● Exercise aim
Retype the records that come next, word for word.

+++

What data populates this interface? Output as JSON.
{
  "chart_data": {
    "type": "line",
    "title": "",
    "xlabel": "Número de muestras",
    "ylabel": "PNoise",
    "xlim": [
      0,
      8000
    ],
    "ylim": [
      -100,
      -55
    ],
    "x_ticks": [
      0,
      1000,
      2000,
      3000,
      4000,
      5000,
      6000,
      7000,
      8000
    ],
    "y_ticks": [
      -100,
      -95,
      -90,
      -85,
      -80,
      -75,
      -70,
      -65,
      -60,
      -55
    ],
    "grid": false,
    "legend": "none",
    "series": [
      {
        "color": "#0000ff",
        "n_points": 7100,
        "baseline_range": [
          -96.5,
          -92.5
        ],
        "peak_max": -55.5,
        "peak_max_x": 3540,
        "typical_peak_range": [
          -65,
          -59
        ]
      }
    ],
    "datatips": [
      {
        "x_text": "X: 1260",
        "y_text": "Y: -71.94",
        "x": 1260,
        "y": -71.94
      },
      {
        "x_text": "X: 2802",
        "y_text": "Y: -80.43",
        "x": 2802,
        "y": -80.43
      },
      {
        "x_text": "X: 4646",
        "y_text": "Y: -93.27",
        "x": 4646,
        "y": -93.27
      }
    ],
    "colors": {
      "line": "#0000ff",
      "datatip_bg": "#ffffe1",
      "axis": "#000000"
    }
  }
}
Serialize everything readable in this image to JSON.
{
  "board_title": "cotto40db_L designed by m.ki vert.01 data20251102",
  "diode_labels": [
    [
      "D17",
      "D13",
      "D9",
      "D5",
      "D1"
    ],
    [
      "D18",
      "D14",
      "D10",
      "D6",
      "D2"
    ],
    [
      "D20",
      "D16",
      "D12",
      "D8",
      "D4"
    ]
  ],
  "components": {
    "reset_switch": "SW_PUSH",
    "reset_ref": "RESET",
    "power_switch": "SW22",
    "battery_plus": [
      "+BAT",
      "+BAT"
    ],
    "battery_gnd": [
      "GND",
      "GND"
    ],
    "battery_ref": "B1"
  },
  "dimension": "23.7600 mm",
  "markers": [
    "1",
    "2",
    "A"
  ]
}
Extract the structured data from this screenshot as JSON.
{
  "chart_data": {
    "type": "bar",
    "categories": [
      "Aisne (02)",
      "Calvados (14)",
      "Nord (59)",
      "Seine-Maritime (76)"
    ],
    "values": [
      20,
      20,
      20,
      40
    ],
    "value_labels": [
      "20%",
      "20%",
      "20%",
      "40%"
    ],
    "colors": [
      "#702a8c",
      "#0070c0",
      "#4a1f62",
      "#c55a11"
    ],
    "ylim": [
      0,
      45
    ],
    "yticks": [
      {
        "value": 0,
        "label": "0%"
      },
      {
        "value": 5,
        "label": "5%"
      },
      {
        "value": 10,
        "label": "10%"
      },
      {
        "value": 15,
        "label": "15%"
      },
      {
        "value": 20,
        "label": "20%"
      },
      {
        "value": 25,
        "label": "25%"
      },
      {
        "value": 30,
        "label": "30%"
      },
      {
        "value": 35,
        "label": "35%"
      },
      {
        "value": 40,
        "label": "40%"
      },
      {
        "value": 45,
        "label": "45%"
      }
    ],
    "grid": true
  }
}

+++

● Response below
What data populates this interface? Output as JSON.
{
  "chart_data": {
    "type": "line",
    "title": "",
    "xlabel": "Número de muestras",
    "ylabel": "PNoise",
    "xlim": [
      0,
      8000
    ],
    "ylim": [
      -100,
      -55
    ],
    "x_ticks": [
      0,
      1000,
      2000,
      3000,
      4000,
      5000,
      6000,
      7000,
      8000
    ],
    "y_ticks": [
      -100,
      -95,
      -90,
      -85,
      -80,
      -75,
      -70,
      -65,
      -60,
      -55
    ],
    "grid": false,
    "legend": "none",
    "series": [
      {
        "color": "#0000ff",
        "n_points": 7100,
        "baseline_range": [
          -96.5,
          -92.5
        ],
        "peak_max": -55.5,
        "peak_max_x": 3540,
        "typical_peak_range": [
          -65,
          -59
        ]
      }
    ],
    "datatips": [
      {
        "x_text": "X: 1260",
        "y_text": "Y: -71.94",
        "x": 1260,
        "y": -71.94
      },
      {
        "x_text": "X: 2802",
        "y_text": "Y: -80.43",
        "x": 2802,
        "y": -80.43
      },
      {
        "x_text": "X: 4646",
        "y_text": "Y: -93.27",
        "x": 4646,
        "y": -93.27
      }
    ],
    "colors": {
      "line": "#0000ff",
      "datatip_bg": "#ffffe1",
      "axis": "#000000"
    }
  }
}
Serialize everything readable in this image to JSON.
{
  "board_title": "cotto40db_L designed by m.ki vert.01 data20251102",
  "diode_labels": [
    [
      "D17",
      "D13",
      "D9",
      "D5",
      "D1"
    ],
    [
      "D18",
      "D14",
      "D10",
      "D6",
      "D2"
    ],
    [
      "D20",
      "D16",
      "D12",
      "D8",
      "D4"
    ]
  ],
  "components": {
    "reset_switch": "SW_PUSH",
    "reset_ref": "RESET",
    "power_switch": "SW22",
    "battery_plus": [
      "+BAT",
      "+BAT"
    ],
    "battery_gnd": [
      "GND",
      "GND"
    ],
    "battery_ref": "B1"
  },
  "dimension": "23.7600 mm",
  "markers": [
    "1",
    "2",
    "A"
  ]
}
Extract the structured data from this screenshot as JSON.
{
  "chart_data": {
    "type": "bar",
    "categories": [
      "Aisne (02)",
      "Calvados (14)",
      "Nord (59)",
      "Seine-Maritime (76)"
    ],
    "values": [
      20,
      20,
      20,
      40
    ],
    "value_labels": [
      "20%",
      "20%",
      "20%",
      "40%"
    ],
    "colors": [
      "#702a8c",
      "#0070c0",
      "#4a1f62",
      "#c55a11"
    ],
    "ylim": [
      0,
      45
    ],
    "yticks": [
      {
        "value": 0,
        "label": "0%"
      },
      {
        "value": 5,
        "label": "5%"
      },
      {
        "value": 10,
        "label": "10%"
      },
      {
        "value": 15,
        "label": "15%"
      },
      {
        "value": 20,
        "label": "20%"
      },
      {
        "value": 25,
        "label": "25%"
      },
      {
        "value": 30,
        "label": "30%"
      },
      {
        "value": 35,
        "label": "35%"
      },
      {
        "value": 40,
        "label": "40%"
      },
      {
        "value": 45,
        "label": "45%"
      }
    ],
    "grid": true
  }
}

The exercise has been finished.